Return, word for word, every line starting at the line with "Transcribe this image's" and ending at the final line of the entries; skip the pictures.

** Start of Dataset rows **

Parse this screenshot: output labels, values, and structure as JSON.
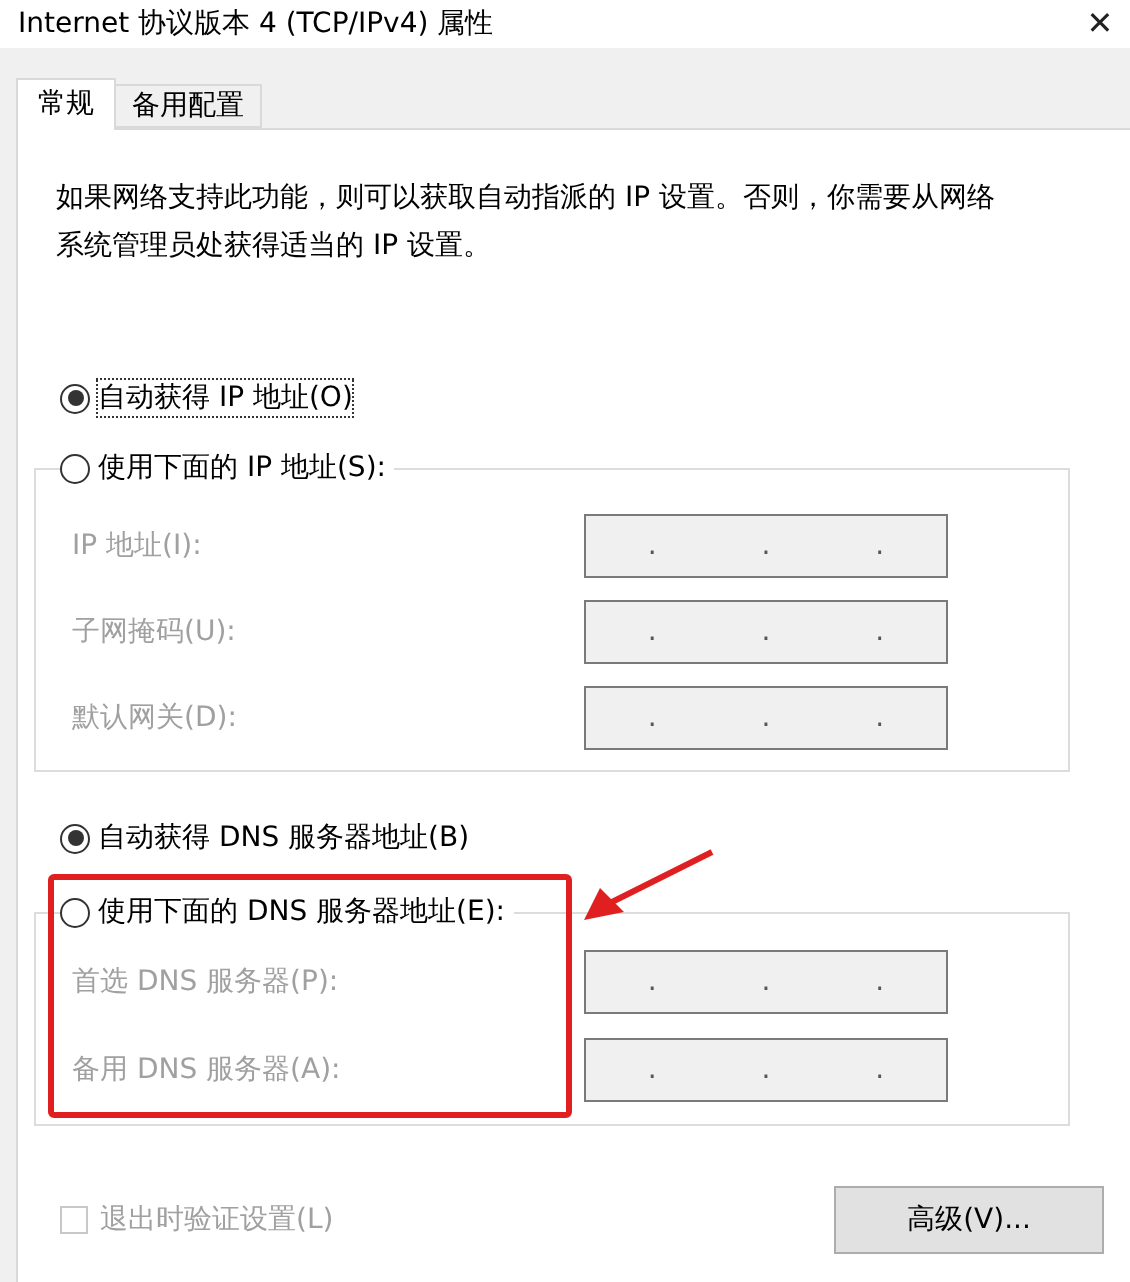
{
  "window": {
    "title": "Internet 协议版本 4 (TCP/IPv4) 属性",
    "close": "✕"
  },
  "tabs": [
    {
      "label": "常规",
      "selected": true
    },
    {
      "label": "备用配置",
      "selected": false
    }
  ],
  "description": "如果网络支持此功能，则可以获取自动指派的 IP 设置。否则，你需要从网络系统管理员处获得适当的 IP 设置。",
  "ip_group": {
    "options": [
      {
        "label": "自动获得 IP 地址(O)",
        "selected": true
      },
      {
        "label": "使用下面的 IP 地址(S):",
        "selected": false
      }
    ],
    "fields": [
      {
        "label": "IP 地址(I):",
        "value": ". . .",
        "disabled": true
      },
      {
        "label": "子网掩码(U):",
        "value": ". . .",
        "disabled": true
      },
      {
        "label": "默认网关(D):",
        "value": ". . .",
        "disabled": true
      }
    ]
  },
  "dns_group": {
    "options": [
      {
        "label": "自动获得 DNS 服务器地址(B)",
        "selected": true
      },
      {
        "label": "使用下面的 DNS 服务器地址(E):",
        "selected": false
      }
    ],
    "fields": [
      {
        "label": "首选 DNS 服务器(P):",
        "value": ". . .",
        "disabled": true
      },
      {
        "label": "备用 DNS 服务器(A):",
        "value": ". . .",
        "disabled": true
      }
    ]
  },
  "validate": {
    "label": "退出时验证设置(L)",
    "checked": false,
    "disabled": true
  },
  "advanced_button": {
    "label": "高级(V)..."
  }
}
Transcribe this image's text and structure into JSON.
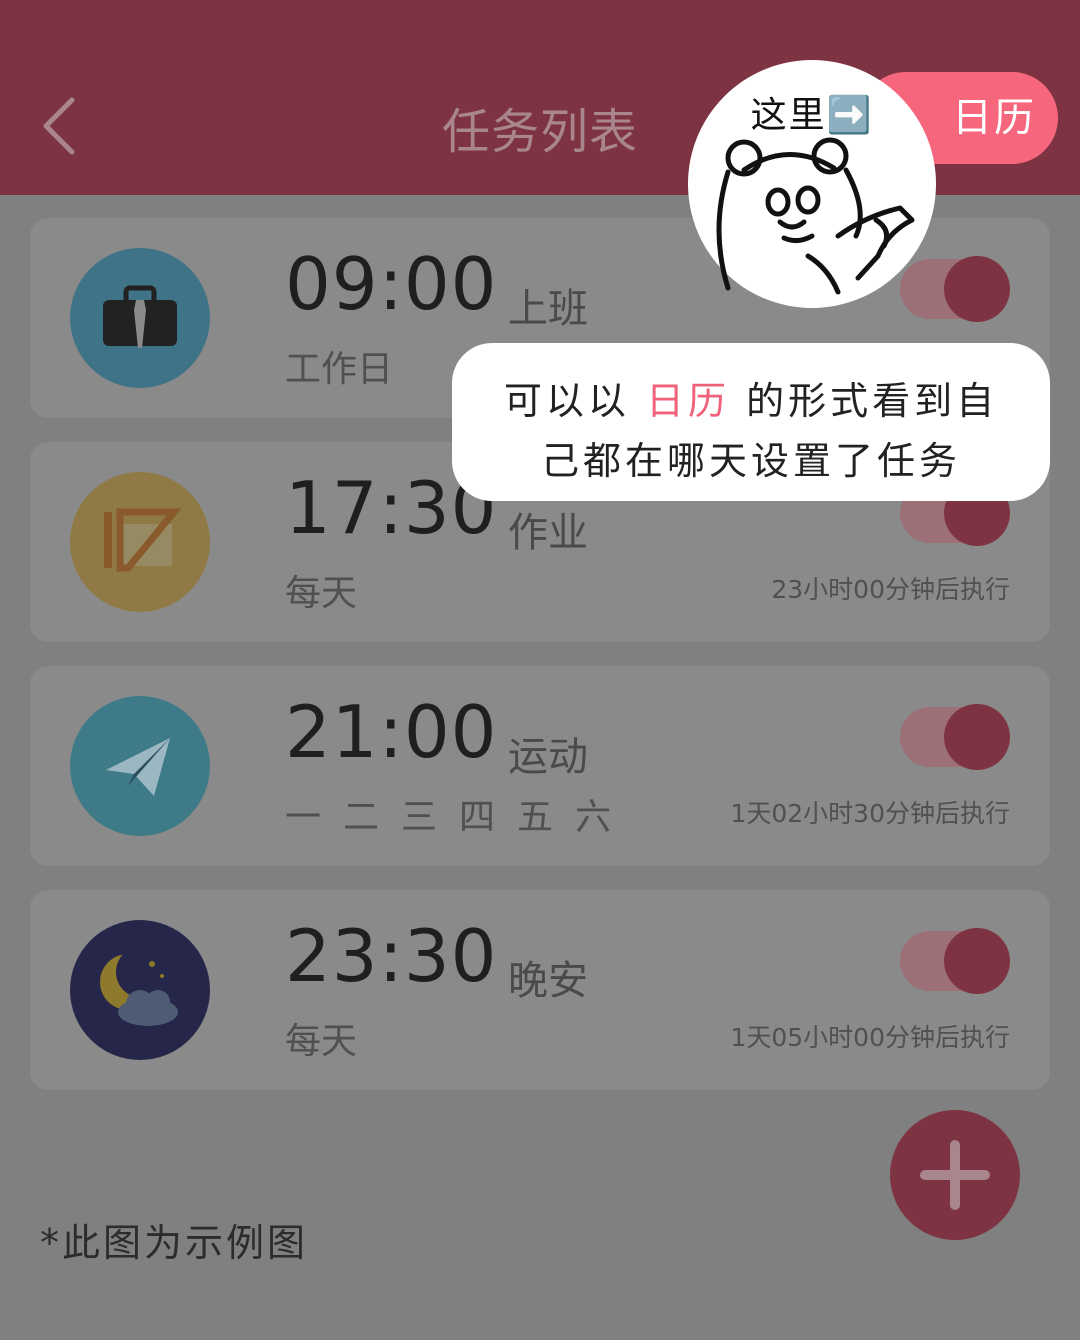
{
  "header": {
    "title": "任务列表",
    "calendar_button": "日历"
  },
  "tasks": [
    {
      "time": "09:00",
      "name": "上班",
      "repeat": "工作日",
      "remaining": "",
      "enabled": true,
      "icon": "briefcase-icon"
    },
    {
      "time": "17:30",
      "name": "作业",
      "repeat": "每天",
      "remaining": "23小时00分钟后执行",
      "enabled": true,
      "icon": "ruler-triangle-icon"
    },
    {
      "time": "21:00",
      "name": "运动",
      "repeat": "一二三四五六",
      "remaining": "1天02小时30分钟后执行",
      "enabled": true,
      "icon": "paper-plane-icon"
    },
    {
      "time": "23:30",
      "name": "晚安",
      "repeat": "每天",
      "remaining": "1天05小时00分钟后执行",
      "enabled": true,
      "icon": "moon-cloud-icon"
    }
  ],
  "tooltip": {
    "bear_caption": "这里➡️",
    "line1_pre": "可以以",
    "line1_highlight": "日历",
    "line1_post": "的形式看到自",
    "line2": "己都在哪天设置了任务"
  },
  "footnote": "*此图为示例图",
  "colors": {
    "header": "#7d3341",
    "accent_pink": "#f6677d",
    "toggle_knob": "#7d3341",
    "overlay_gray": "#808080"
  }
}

** End of Dataset rows **

→ **Solution to this problem**:
Transcribe this image's text and structure into JSON.
{
  "header": {
    "title": "任务列表",
    "calendar_button": "日历"
  },
  "tasks": [
    {
      "time": "09:00",
      "name": "上班",
      "repeat": "工作日",
      "remaining": "",
      "enabled": true,
      "icon": "briefcase-icon"
    },
    {
      "time": "17:30",
      "name": "作业",
      "repeat": "每天",
      "remaining": "23小时00分钟后执行",
      "enabled": true,
      "icon": "ruler-triangle-icon"
    },
    {
      "time": "21:00",
      "name": "运动",
      "repeat": "一二三四五六",
      "remaining": "1天02小时30分钟后执行",
      "enabled": true,
      "icon": "paper-plane-icon"
    },
    {
      "time": "23:30",
      "name": "晚安",
      "repeat": "每天",
      "remaining": "1天05小时00分钟后执行",
      "enabled": true,
      "icon": "moon-cloud-icon"
    }
  ],
  "tooltip": {
    "bear_caption": "这里➡️",
    "line1_pre": "可以以",
    "line1_highlight": "日历",
    "line1_post": "的形式看到自",
    "line2": "己都在哪天设置了任务"
  },
  "footnote": "*此图为示例图",
  "colors": {
    "header": "#7d3341",
    "accent_pink": "#f6677d",
    "toggle_knob": "#7d3341",
    "overlay_gray": "#808080"
  }
}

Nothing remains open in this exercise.